(Recorded data)

┌──

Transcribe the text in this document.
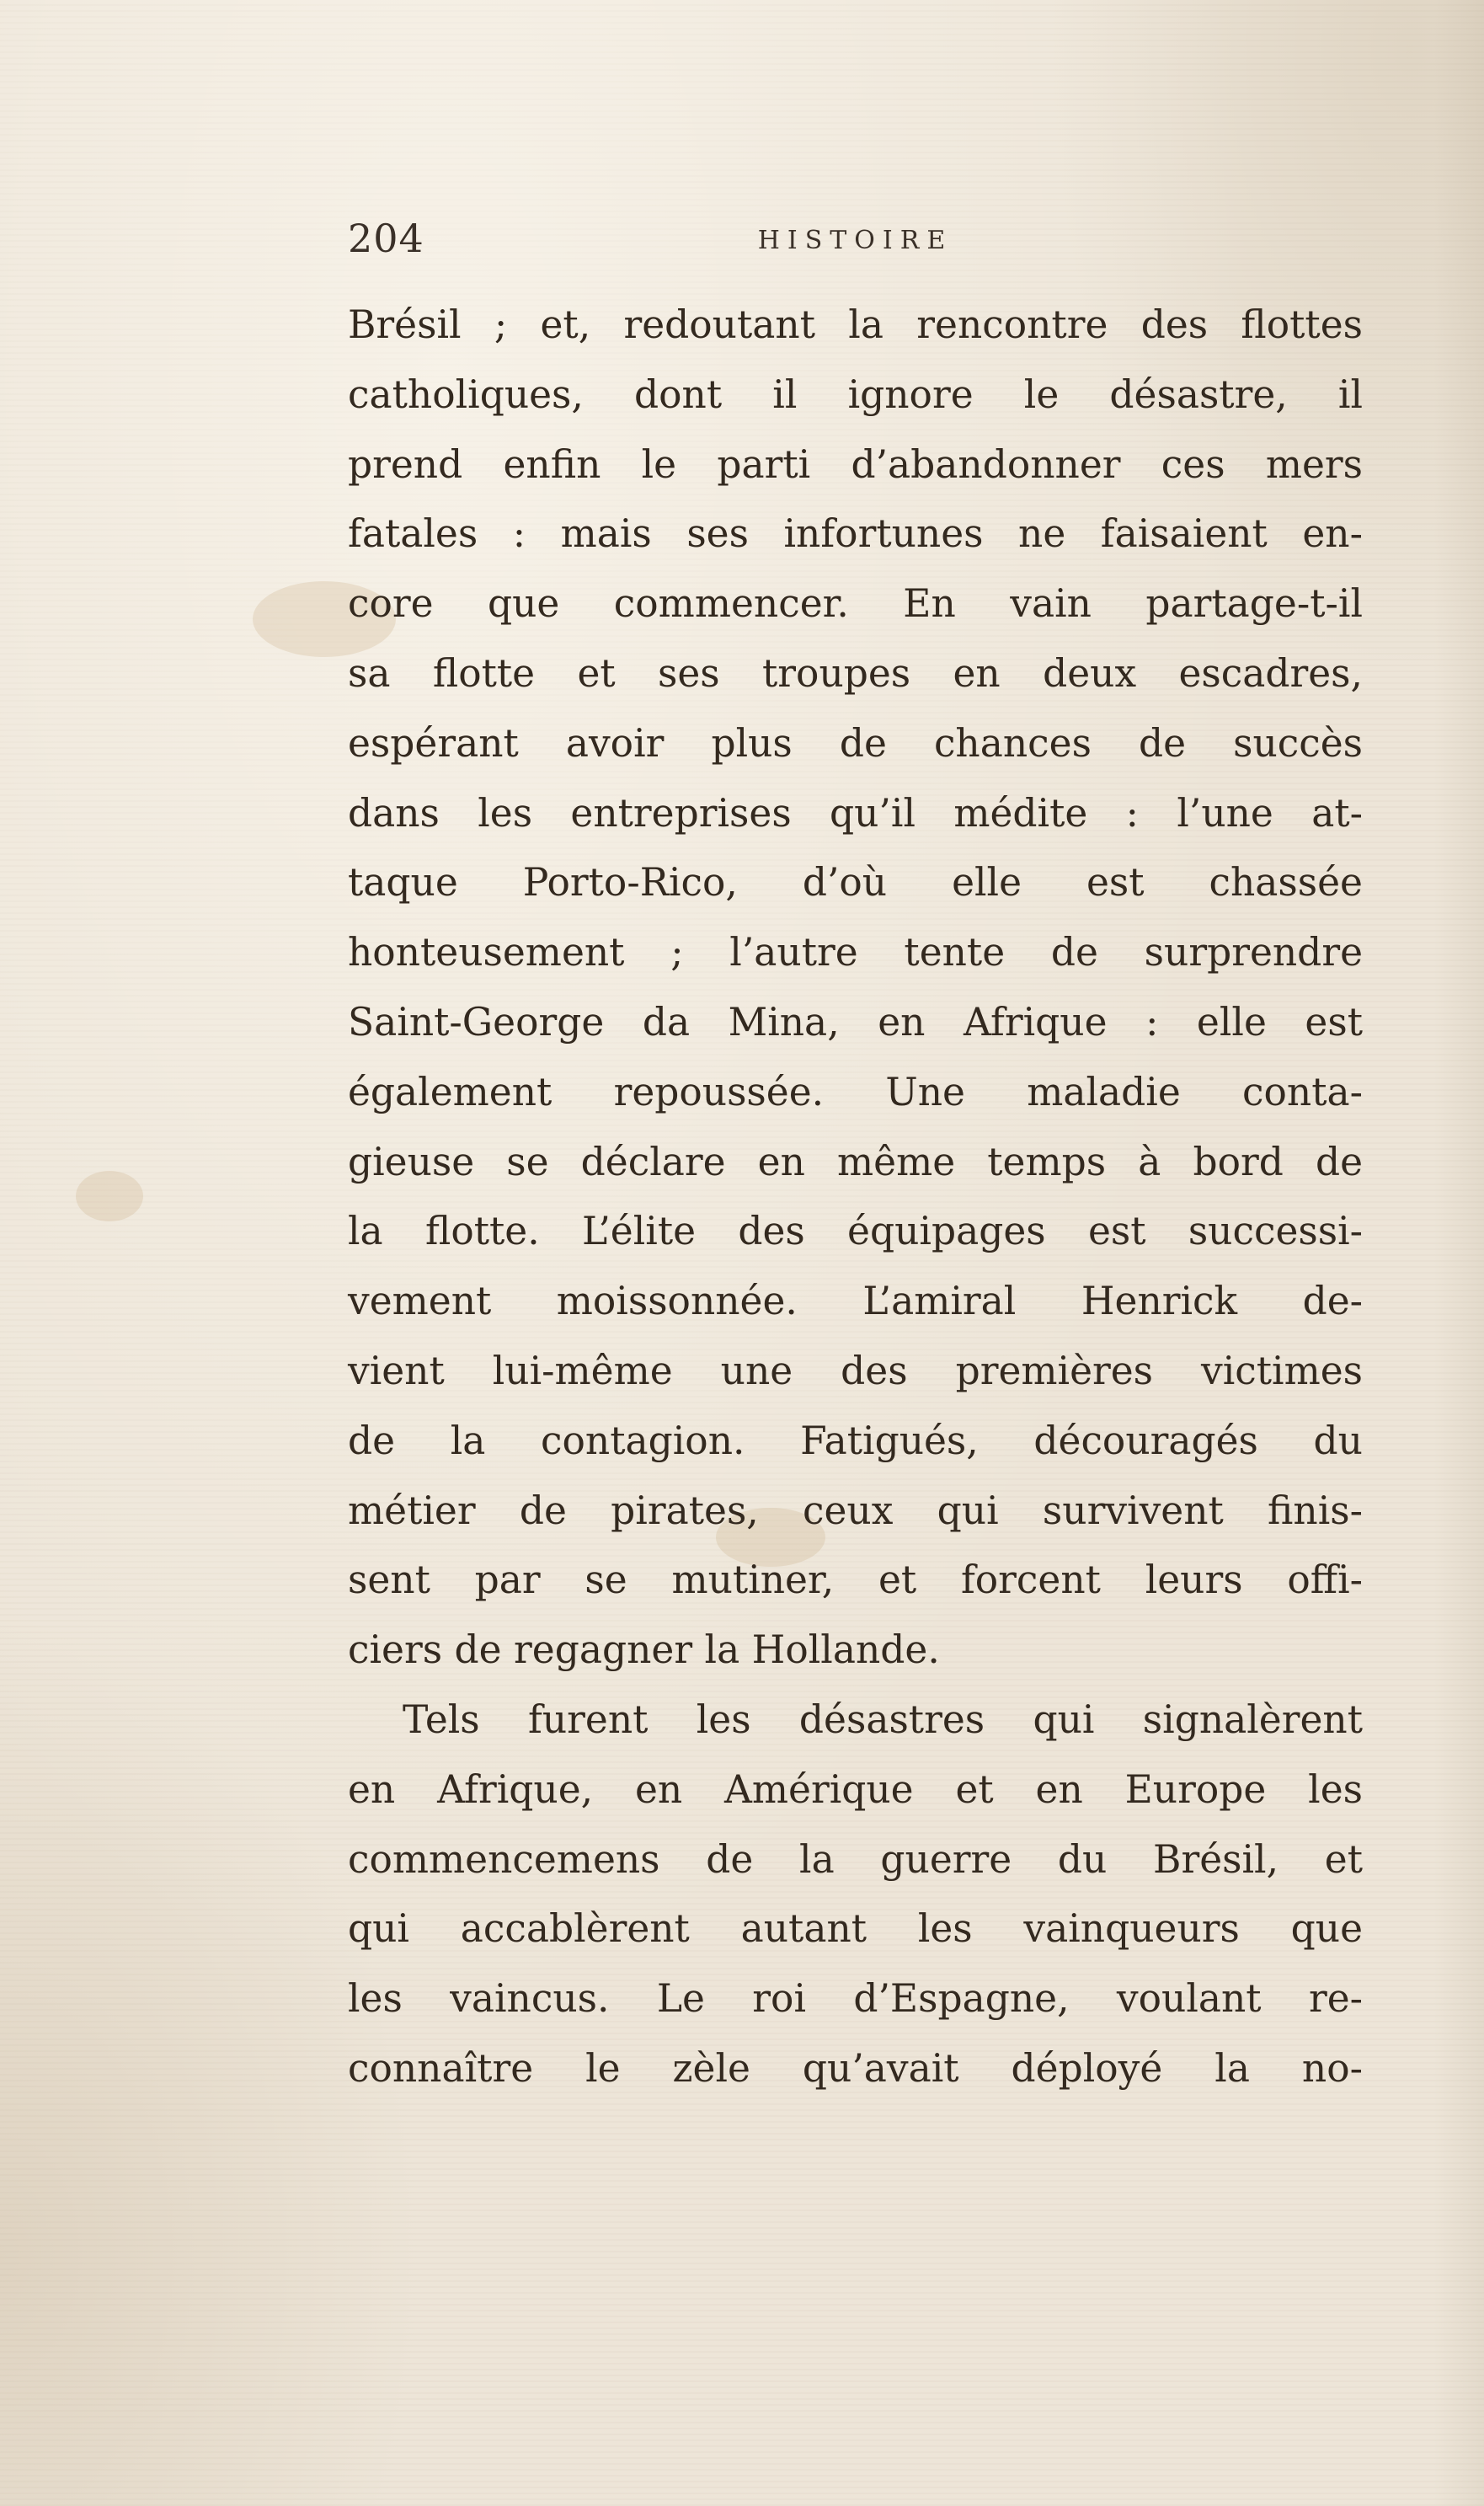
204	HISTOIRE
Brésil ; et, redoutant la rencontre des flottes
catholiques, dont il ignore le désastre, il
prend enfin le parti d’abandonner ces mers
fatales : mais ses infortunes ne faisaient en-
core que commencer. En vain partage-t-il
sa flotte et ses troupes en deux escadres,
espérant avoir plus de chances de succès
dans les entreprises qu’il médite : l’une at-
taque Porto-Rico, d’où elle est chassée
honteusement ; l’autre tente de surprendre
Saint-George da Mina, en Afrique : elle est
également repoussée. Une maladie conta-
gieuse se déclare en même temps à bord de
la flotte. L’élite des équipages est successi-
vement moissonnée. L’amiral Henrick de-
vient lui-même une des premières victimes
de la contagion. Fatigués, découragés du
métier de pirates, ceux qui survivent finis-
sent par se mutiner, et forcent leurs offi-
ciers de regagner la Hollande.
Tels furent les désastres qui signalèrent
en Afrique, en Amérique et en Europe les
commencemens de la guerre du Brésil, et
qui accablèrent autant les vainqueurs que
les vaincus. Le roi d’Espagne, voulant re-
connaître le zèle qu’avait déployé la no-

└──

• **PROBLEM DESCRIPTION**:
Only the number is wanted: how many lines of these entries contain the string "elle"?

• **WRITTEN REPLY**:
2